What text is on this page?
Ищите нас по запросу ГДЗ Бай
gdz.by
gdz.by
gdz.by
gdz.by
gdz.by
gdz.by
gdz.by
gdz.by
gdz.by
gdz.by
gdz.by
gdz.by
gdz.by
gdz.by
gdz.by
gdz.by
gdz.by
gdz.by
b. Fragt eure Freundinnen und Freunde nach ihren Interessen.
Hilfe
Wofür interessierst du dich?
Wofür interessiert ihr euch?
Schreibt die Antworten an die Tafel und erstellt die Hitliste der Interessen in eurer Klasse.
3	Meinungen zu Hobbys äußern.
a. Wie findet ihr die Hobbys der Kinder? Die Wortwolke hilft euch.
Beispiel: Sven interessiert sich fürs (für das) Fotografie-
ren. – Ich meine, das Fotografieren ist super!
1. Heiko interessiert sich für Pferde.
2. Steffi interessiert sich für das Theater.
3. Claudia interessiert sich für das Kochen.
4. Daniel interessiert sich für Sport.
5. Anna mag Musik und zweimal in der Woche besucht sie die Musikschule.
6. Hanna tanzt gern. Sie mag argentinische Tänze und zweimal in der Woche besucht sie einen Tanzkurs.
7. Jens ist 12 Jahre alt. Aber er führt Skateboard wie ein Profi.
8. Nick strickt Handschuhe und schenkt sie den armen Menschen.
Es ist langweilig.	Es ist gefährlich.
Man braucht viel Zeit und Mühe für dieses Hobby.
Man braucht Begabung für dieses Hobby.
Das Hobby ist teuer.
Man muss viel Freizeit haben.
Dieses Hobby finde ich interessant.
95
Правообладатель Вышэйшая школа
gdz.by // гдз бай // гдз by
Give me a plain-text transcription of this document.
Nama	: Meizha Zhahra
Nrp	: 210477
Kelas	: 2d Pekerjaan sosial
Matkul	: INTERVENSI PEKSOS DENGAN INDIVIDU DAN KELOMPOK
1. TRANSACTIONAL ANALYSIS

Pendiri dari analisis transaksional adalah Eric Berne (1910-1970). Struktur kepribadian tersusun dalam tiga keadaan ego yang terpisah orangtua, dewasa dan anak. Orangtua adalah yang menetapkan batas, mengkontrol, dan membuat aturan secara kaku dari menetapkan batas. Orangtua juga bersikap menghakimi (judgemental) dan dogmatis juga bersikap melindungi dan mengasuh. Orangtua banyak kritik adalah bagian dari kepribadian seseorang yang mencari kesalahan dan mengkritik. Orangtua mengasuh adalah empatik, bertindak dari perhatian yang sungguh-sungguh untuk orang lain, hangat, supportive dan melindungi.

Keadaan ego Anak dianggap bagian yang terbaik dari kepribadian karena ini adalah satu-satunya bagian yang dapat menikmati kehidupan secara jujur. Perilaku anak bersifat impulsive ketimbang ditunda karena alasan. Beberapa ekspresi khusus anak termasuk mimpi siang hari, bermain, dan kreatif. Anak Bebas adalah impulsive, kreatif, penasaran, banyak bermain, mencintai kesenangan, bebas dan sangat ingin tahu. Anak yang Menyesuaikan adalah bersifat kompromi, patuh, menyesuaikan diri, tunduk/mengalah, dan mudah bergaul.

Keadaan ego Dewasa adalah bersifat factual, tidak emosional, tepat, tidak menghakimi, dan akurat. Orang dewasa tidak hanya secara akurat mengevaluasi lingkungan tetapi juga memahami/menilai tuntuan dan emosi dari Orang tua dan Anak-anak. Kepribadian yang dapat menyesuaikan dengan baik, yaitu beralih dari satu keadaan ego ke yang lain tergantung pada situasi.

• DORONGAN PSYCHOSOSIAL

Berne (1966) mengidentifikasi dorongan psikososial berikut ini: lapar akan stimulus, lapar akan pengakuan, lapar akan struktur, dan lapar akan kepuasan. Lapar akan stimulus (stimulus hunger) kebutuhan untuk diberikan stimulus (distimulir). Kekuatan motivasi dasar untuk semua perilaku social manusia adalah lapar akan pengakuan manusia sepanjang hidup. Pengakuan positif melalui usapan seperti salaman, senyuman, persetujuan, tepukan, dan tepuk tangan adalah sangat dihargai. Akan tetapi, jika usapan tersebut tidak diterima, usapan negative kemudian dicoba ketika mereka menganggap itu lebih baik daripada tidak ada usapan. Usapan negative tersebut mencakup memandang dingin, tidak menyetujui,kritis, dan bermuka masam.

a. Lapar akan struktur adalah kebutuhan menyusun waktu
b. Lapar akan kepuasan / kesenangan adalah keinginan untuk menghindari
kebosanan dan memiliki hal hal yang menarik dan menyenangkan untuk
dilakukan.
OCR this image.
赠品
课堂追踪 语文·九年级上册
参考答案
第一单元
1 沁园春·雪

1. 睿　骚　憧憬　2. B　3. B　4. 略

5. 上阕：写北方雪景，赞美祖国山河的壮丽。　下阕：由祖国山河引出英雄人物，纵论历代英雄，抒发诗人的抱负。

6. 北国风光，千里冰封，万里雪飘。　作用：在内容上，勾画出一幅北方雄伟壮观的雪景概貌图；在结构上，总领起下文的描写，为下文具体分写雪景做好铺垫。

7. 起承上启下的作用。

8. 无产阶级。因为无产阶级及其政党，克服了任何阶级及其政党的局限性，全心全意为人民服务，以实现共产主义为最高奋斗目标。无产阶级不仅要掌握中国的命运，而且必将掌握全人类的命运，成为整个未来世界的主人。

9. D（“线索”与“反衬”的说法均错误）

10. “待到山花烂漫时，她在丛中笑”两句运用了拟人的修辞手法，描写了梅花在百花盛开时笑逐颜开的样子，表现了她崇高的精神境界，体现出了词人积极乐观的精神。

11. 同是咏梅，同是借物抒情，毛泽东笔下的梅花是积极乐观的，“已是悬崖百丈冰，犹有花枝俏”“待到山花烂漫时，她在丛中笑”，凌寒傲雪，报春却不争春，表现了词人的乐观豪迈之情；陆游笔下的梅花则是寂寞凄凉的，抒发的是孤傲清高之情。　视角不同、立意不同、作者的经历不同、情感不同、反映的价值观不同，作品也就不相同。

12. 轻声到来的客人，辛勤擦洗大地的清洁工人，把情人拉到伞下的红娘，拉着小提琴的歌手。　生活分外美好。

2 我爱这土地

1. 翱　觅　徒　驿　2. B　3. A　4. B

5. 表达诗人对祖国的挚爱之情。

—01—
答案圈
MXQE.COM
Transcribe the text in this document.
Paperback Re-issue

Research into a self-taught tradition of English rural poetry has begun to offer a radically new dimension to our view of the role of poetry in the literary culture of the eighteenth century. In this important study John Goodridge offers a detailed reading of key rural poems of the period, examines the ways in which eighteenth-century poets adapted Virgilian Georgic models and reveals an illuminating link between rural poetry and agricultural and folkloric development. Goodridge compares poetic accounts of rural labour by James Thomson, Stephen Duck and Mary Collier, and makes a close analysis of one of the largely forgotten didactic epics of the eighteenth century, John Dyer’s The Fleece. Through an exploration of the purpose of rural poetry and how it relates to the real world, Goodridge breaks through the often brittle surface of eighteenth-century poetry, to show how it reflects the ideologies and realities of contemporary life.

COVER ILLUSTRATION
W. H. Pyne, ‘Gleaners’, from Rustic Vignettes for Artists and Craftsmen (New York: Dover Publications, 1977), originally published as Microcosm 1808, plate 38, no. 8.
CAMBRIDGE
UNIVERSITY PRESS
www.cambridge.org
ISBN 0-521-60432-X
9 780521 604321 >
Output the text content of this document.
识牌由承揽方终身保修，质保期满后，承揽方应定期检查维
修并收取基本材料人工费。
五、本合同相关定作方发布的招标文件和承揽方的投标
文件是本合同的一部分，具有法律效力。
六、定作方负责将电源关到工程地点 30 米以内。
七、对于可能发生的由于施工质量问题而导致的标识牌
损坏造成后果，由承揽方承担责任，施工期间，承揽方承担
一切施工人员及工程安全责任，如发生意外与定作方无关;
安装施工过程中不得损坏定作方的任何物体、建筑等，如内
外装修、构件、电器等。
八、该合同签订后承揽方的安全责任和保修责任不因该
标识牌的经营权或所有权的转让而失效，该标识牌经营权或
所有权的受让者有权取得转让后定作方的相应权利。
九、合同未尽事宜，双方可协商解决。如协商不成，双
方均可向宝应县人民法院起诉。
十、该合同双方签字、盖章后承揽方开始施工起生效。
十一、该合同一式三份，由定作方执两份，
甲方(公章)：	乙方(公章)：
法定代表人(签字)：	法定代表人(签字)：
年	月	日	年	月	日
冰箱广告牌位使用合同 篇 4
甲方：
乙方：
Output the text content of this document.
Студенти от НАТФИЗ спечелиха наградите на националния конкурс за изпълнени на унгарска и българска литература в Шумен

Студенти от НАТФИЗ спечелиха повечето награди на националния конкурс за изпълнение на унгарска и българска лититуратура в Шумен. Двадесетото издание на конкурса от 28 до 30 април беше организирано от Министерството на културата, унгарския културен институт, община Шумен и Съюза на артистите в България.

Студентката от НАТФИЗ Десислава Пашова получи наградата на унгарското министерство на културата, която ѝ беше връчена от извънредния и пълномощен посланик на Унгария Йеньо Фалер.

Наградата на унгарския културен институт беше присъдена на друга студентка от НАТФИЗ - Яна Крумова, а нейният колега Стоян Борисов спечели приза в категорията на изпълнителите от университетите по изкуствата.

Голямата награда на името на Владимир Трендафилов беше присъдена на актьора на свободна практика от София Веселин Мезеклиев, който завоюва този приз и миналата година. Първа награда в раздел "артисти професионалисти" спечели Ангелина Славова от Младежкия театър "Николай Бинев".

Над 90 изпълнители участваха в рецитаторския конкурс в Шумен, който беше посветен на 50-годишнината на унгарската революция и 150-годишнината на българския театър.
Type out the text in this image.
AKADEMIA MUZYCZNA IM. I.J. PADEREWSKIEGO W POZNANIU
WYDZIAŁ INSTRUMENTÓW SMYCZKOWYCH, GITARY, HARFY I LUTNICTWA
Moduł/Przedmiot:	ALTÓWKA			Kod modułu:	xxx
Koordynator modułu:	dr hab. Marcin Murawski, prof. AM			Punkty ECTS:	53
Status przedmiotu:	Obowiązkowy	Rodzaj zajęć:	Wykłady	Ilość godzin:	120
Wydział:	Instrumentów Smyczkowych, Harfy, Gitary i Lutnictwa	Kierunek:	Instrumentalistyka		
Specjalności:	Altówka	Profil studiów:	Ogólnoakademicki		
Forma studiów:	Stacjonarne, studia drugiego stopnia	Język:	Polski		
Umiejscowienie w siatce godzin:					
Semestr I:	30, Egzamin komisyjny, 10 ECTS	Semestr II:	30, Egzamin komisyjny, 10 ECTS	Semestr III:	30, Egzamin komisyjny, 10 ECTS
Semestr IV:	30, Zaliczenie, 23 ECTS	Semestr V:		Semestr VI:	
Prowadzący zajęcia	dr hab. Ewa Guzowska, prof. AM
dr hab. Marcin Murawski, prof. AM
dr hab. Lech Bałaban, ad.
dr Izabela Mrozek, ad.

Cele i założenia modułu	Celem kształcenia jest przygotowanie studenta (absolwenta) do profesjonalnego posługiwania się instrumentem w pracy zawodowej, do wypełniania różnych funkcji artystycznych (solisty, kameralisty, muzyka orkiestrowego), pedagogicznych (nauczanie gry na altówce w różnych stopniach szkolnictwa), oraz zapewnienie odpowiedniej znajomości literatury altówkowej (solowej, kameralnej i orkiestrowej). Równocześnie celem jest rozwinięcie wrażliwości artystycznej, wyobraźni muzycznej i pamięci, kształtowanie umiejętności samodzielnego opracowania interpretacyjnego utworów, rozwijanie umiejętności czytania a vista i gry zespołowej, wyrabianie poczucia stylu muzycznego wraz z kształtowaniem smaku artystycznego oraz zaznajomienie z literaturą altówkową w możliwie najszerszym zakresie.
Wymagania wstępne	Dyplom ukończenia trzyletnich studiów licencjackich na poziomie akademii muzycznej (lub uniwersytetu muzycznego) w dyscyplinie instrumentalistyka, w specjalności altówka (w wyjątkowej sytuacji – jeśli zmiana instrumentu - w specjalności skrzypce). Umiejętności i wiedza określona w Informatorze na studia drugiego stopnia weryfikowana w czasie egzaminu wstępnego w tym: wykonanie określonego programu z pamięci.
═══
▶ Instructions to follow
Consider the entries above and return each line with the string "националния".

▶ Result
Студенти от НАТФИЗ спечелиха наградите на националния конкурс за изпълнени на унгарска и българска литература в Шумен
Студенти от НАТФИЗ спечелиха повечето награди на националния конкурс за изпълнение на унгарска и българска лититуратура в Шумен. Двадесетото издание на конкурса от 28 до 30 април беше организирано от Министерството на културата, унгарския културен институт, община Шумен и Съюза на артистите в България.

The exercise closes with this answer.